- _Text shown_:

6.1. PAF-R Strucutral Elucidation

One of the most significant recent achievements in PAF research has been the elucidation of the structure of the PAF-R. Previous research was unable to determine the structure of human PAF-R. Instead, bovine rhodopsin was used as a model of the PAF-R [164]. Cao, Tan, Zhang, Wu, and colleagues recently solved the crystal structures of human PAF-R in complex with a PAF antagonist SR 27,417 and a PAF inverse agonist ABT-491 [292]. This is extremely important for GPCR research as only seven other lipid receptor structures have been elucidated [293,294]. Gaining a greater understanding of the PAF-R structure and its capacity to bind various ligands will allow for the development of effective therapeutic strategies against the PAF/PAF-R pathways. Moreover, this research will pave the way for the elucidation of other GPCR structures that are critical in physiology and pathophysiology.

6.2. Induction of Inflammatory Pathways Independent of the PAF-R

Finally, the majority of the pro-inflammatory effects of PAF are due to PAF binding to the PAF-R. However, recently it has been discovered that PAF can mediate NLRP3 (nucleotide-binding oligomerization domain, leucine-rich repeat–containing receptor family pyrin domain-containing 3)-NEK7 (NIMA-related kinase 7) inflammasome induction independently of the PAF-R [295]. Notably, PAF and PAFLL can activate the inflammasome resulting in IL-18 and IL-1β maturation, which is dependent on NLRP3, ASC (apoptosis-associated speck like protein containing a caspase recruitment domain), caspase-1, potassium efflux, and calcium influx. These findings are significant as they may explain why despite promising data, PAF antagonists have previously failed to exhibit clinical benefit in clinical trials relating to PAF-mediated inflammation in sepsis, acute pancreatitis, and asthma [171,296,297,298]. Additionally, the PAF-R modulates colitis-induced pulmonary inflammation through the NLRP3 inflammasome [299]. Considering the link between PAF/PAF-R and activation of the NLRP3 inflammasome, further research is required to discern whether PAF also activates the NLRP3 inflammasome in atherosclerosis [300].

- _Task instructions_:
a) In the passage on PAF research, how many other lipid receptor structures does it say had been elucidated?
b) Write out the passage on PAF research from "One of the most" to "physiology and pathophysiology.", switching "crystal structures" to "three-dimensional structures".
c) Translate this sentence from the passage on PAF research into Spanish: "Previous research was unable to determine the structure of human PAF-R."

- _Extracted data_:

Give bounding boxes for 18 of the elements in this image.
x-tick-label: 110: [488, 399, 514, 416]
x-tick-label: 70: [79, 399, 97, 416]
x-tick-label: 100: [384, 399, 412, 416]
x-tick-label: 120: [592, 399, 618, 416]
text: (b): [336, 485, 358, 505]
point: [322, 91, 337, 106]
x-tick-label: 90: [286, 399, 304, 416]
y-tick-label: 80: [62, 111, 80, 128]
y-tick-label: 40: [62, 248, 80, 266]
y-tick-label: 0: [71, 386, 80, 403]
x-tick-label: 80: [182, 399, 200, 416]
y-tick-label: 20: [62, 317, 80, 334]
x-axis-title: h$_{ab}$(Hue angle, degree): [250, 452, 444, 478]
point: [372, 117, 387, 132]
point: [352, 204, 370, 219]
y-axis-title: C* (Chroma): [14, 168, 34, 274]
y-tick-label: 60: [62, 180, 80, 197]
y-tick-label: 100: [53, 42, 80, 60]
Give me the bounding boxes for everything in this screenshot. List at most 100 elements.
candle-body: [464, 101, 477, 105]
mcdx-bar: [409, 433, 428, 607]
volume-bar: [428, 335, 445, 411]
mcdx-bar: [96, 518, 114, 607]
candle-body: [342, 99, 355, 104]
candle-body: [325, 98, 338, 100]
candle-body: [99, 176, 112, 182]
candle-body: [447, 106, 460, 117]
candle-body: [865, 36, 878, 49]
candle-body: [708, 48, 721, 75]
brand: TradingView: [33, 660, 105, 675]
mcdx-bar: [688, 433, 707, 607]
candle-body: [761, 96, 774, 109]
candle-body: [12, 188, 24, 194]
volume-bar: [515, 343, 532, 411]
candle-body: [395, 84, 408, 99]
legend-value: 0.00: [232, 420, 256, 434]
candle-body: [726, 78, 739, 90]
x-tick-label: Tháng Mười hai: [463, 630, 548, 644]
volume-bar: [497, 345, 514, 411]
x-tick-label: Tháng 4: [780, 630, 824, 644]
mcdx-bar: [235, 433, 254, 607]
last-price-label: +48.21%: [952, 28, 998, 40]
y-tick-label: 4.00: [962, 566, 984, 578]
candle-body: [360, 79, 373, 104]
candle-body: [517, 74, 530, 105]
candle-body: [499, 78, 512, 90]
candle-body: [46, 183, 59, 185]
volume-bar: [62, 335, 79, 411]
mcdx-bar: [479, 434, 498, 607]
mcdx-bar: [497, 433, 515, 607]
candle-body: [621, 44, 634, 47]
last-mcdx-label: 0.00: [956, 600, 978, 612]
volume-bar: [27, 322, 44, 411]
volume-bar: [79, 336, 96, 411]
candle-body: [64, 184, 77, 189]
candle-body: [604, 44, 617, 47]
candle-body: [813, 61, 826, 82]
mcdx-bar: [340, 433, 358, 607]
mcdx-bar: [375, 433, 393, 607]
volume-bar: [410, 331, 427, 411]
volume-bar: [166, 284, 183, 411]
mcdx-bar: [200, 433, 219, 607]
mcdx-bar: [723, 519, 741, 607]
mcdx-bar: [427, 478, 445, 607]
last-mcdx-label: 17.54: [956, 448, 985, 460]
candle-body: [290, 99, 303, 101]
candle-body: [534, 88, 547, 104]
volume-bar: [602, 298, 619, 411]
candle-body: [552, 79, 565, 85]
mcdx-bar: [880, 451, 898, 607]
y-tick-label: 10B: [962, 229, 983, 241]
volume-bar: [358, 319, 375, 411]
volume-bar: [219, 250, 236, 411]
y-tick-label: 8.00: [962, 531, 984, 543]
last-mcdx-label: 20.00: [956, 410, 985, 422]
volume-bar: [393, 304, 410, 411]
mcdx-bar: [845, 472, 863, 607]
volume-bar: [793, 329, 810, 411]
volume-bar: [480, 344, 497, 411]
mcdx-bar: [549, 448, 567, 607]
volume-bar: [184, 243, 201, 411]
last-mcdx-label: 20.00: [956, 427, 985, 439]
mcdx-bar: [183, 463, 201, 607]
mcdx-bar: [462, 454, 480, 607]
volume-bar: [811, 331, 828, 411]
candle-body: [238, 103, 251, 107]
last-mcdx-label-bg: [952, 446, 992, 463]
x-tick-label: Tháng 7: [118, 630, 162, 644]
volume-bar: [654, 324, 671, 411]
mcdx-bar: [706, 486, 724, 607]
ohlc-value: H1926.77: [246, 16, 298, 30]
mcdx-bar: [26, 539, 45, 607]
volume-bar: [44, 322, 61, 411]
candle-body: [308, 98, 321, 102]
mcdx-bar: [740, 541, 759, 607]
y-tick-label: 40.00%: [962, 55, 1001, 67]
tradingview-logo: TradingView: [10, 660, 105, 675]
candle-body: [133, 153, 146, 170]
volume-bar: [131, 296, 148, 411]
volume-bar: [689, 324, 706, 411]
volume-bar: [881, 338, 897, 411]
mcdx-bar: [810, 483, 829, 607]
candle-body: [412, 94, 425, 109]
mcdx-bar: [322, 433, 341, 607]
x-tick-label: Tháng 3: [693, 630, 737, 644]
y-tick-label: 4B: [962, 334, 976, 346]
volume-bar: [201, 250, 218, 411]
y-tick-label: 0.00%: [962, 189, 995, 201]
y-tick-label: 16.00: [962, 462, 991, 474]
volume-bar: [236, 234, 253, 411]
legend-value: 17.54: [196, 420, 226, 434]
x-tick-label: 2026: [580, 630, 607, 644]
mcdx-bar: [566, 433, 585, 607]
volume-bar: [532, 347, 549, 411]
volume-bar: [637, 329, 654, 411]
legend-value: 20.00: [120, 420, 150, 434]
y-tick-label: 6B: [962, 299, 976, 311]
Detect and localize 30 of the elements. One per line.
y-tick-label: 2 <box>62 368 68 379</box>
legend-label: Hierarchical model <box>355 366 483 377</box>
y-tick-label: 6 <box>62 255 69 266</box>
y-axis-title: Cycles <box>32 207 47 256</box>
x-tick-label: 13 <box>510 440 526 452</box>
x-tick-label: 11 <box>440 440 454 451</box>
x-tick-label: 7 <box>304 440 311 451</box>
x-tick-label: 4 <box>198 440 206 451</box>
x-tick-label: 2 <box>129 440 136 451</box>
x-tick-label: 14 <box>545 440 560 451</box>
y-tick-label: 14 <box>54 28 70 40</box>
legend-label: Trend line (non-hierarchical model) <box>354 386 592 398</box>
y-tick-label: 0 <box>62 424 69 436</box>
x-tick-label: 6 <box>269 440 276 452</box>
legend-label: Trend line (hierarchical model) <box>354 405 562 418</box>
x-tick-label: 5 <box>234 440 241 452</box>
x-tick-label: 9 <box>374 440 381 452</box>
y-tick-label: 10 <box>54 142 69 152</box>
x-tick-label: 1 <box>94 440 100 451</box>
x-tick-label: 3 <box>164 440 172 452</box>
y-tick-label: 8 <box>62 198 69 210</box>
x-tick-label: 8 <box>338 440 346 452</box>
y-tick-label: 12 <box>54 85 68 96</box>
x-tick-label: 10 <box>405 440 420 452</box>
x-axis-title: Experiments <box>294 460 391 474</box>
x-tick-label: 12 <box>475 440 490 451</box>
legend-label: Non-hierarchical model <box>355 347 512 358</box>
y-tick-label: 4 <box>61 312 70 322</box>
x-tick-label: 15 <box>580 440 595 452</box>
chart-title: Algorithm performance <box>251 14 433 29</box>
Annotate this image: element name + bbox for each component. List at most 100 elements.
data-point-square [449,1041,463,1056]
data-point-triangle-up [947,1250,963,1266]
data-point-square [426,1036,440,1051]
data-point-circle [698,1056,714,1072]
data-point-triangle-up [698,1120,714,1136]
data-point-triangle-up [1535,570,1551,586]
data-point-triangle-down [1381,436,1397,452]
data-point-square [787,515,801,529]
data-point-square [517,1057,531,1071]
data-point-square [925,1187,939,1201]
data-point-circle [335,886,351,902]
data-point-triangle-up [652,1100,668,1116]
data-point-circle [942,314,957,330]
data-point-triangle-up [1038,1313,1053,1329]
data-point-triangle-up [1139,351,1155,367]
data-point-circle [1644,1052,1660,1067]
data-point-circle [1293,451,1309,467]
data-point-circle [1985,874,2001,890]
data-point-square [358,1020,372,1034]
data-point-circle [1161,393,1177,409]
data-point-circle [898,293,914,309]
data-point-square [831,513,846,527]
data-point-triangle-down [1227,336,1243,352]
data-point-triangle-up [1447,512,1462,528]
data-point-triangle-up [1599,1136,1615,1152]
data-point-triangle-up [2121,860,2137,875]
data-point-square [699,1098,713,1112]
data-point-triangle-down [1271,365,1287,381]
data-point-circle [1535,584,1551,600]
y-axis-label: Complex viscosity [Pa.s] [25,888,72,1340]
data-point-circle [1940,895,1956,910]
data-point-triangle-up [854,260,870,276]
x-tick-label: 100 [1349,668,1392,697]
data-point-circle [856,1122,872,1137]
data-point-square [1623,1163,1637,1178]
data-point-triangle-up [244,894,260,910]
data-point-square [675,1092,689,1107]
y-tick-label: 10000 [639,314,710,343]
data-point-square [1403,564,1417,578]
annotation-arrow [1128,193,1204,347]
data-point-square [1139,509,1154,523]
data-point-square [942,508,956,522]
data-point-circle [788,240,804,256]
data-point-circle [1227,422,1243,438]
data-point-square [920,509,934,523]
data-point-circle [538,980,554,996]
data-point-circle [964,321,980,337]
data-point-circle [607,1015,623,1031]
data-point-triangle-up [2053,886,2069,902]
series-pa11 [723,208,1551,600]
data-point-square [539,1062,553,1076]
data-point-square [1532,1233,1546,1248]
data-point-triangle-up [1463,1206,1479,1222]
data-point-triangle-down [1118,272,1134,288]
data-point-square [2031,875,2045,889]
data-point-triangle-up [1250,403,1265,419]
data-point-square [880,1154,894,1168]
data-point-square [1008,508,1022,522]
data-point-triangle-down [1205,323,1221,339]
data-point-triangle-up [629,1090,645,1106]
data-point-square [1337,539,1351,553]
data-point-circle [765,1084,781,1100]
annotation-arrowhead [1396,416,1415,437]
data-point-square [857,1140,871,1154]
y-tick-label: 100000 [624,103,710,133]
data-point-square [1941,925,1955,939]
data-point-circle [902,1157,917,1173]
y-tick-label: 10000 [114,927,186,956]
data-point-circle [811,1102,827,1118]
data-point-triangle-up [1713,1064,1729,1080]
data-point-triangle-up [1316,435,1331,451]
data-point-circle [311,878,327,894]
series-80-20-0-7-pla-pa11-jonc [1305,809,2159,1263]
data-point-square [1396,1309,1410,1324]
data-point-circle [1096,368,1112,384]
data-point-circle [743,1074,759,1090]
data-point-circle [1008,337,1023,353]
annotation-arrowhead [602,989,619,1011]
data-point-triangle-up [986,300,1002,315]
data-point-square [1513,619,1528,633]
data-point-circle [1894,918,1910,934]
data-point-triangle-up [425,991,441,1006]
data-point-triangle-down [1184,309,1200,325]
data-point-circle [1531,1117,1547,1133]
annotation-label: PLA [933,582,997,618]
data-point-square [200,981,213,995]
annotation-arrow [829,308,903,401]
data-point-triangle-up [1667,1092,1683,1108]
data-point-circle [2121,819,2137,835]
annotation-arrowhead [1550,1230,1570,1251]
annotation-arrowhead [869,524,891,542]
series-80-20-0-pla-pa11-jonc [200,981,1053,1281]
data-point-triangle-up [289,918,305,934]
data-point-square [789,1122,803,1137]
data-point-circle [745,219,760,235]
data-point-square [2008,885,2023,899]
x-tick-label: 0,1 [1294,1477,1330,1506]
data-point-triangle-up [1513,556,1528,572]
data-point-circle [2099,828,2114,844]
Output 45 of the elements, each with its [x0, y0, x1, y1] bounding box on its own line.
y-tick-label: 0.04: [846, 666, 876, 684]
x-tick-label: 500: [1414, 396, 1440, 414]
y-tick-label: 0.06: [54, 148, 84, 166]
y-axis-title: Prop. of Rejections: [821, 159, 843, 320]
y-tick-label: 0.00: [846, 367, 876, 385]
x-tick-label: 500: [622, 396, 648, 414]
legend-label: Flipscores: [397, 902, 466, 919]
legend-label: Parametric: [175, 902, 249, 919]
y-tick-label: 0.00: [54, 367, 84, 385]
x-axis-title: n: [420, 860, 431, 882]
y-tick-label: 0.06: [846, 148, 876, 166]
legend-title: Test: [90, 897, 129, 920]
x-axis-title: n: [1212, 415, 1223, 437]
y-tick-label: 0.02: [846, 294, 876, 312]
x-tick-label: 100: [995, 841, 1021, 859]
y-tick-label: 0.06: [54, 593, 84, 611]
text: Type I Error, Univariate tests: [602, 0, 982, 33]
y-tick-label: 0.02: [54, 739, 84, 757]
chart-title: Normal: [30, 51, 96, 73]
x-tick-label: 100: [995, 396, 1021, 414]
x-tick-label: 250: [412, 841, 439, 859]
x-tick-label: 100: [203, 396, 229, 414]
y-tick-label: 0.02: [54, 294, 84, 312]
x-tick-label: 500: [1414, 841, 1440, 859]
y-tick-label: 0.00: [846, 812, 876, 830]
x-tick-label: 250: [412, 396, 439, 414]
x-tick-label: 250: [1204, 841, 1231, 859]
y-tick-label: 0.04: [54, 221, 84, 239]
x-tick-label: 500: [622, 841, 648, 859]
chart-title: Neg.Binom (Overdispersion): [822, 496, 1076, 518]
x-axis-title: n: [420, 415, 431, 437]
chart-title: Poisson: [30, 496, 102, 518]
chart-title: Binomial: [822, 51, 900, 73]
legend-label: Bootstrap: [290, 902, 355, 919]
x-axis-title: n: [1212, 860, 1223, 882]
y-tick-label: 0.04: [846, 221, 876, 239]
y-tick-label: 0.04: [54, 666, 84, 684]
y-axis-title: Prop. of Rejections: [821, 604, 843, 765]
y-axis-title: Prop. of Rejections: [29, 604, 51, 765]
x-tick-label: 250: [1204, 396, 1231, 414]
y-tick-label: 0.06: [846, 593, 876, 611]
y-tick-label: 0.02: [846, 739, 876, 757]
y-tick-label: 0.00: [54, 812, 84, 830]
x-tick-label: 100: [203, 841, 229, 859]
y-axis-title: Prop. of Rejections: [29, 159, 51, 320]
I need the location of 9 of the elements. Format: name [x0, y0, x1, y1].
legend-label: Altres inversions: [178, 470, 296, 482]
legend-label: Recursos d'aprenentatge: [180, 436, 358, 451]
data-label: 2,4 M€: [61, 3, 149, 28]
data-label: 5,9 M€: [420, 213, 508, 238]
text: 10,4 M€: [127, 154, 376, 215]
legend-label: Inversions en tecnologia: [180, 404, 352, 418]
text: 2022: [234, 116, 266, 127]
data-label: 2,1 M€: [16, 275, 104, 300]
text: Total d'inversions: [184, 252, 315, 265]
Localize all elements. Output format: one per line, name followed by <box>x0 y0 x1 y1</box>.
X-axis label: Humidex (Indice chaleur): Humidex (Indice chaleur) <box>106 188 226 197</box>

- _Task results_:
a) Seven.

b)
One of the most significant recent achievements in PAF research has been the elucidation of the structure of the PAF-R. Previous research was unable to determine the structure of human PAF-R. Instead, bovine rhodopsin was used as a model of the PAF-R [164]. Cao, Tan, Zhang, Wu, and colleagues recently solved the three-dimensional structures of human PAF-R in complex with a PAF antagonist SR 27,417 and a PAF inverse agonist ABT-491 [292]. This is extremely important for GPCR research as only seven other lipid receptor structures have been elucidated [293,294]. Gaining a greater understanding of the PAF-R structure and its capacity to bind various ligands will allow for the development of effective therapeutic strategies against the PAF/PAF-R pathways. Moreover, this research will pave the way for the elucidation of other GPCR structures that are critical in physiology and pathophysiology.

c) Las investigaciones anteriores no pudieron determinar la estructura del PAF-R humano.